Retype all the records with nothing changed.
>> Begin Dataset entries
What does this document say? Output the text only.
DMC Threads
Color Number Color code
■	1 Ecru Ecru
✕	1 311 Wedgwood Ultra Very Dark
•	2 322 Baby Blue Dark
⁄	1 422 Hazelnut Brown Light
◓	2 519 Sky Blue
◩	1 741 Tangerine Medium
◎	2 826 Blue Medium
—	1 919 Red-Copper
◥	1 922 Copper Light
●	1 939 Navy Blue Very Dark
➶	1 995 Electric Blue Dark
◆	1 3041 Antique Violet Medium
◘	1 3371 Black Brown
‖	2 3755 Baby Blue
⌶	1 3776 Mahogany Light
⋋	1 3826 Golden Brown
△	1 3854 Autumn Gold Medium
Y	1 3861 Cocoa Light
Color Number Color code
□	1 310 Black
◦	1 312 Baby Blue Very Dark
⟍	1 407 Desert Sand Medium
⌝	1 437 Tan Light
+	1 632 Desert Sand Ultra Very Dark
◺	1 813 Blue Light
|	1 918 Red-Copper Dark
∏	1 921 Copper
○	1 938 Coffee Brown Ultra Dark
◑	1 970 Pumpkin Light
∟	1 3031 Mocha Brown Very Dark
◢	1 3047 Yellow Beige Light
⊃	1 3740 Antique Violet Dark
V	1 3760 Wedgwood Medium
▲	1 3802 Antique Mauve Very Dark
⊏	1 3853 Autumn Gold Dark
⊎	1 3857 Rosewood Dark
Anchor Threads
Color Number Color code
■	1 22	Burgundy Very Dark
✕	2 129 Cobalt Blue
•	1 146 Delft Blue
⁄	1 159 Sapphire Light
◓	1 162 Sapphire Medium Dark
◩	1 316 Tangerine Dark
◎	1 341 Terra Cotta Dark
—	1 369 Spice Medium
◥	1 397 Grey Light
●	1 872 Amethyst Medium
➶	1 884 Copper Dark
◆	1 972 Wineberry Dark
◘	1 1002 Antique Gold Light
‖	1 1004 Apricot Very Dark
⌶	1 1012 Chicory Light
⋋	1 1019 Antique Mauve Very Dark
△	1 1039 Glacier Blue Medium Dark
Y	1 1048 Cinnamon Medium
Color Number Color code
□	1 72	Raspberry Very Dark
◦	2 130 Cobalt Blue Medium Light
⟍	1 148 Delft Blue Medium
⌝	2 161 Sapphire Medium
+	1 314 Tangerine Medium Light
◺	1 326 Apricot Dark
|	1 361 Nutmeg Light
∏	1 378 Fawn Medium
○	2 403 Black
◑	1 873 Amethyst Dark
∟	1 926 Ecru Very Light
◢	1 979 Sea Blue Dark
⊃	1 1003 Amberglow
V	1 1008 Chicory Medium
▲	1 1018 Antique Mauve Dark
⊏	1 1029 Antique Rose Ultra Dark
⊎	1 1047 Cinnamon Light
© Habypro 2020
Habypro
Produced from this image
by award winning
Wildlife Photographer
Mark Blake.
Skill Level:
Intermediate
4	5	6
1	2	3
>> End Dataset entries
- [Result for this task]
What does this document say? Output the text only.
DMC Threads
Color Number Color code
■	1 Ecru Ecru
✕	1 311 Wedgwood Ultra Very Dark
•	2 322 Baby Blue Dark
⁄	1 422 Hazelnut Brown Light
◓	2 519 Sky Blue
◩	1 741 Tangerine Medium
◎	2 826 Blue Medium
—	1 919 Red-Copper
◥	1 922 Copper Light
●	1 939 Navy Blue Very Dark
➶	1 995 Electric Blue Dark
◆	1 3041 Antique Violet Medium
◘	1 3371 Black Brown
‖	2 3755 Baby Blue
⌶	1 3776 Mahogany Light
⋋	1 3826 Golden Brown
△	1 3854 Autumn Gold Medium
Y	1 3861 Cocoa Light
Color Number Color code
□	1 310 Black
◦	1 312 Baby Blue Very Dark
⟍	1 407 Desert Sand Medium
⌝	1 437 Tan Light
+	1 632 Desert Sand Ultra Very Dark
◺	1 813 Blue Light
|	1 918 Red-Copper Dark
∏	1 921 Copper
○	1 938 Coffee Brown Ultra Dark
◑	1 970 Pumpkin Light
∟	1 3031 Mocha Brown Very Dark
◢	1 3047 Yellow Beige Light
⊃	1 3740 Antique Violet Dark
V	1 3760 Wedgwood Medium
▲	1 3802 Antique Mauve Very Dark
⊏	1 3853 Autumn Gold Dark
⊎	1 3857 Rosewood Dark
Anchor Threads
Color Number Color code
■	1 22	Burgundy Very Dark
✕	2 129 Cobalt Blue
•	1 146 Delft Blue
⁄	1 159 Sapphire Light
◓	1 162 Sapphire Medium Dark
◩	1 316 Tangerine Dark
◎	1 341 Terra Cotta Dark
—	1 369 Spice Medium
◥	1 397 Grey Light
●	1 872 Amethyst Medium
➶	1 884 Copper Dark
◆	1 972 Wineberry Dark
◘	1 1002 Antique Gold Light
‖	1 1004 Apricot Very Dark
⌶	1 1012 Chicory Light
⋋	1 1019 Antique Mauve Very Dark
△	1 1039 Glacier Blue Medium Dark
Y	1 1048 Cinnamon Medium
Color Number Color code
□	1 72	Raspberry Very Dark
◦	2 130 Cobalt Blue Medium Light
⟍	1 148 Delft Blue Medium
⌝	2 161 Sapphire Medium
+	1 314 Tangerine Medium Light
◺	1 326 Apricot Dark
|	1 361 Nutmeg Light
∏	1 378 Fawn Medium
○	2 403 Black
◑	1 873 Amethyst Dark
∟	1 926 Ecru Very Light
◢	1 979 Sea Blue Dark
⊃	1 1003 Amberglow
V	1 1008 Chicory Medium
▲	1 1018 Antique Mauve Dark
⊏	1 1029 Antique Rose Ultra Dark
⊎	1 1047 Cinnamon Light
© Habypro 2020
Habypro
Produced from this image
by award winning
Wildlife Photographer
Mark Blake.
Skill Level:
Intermediate
4	5	6
1	2	3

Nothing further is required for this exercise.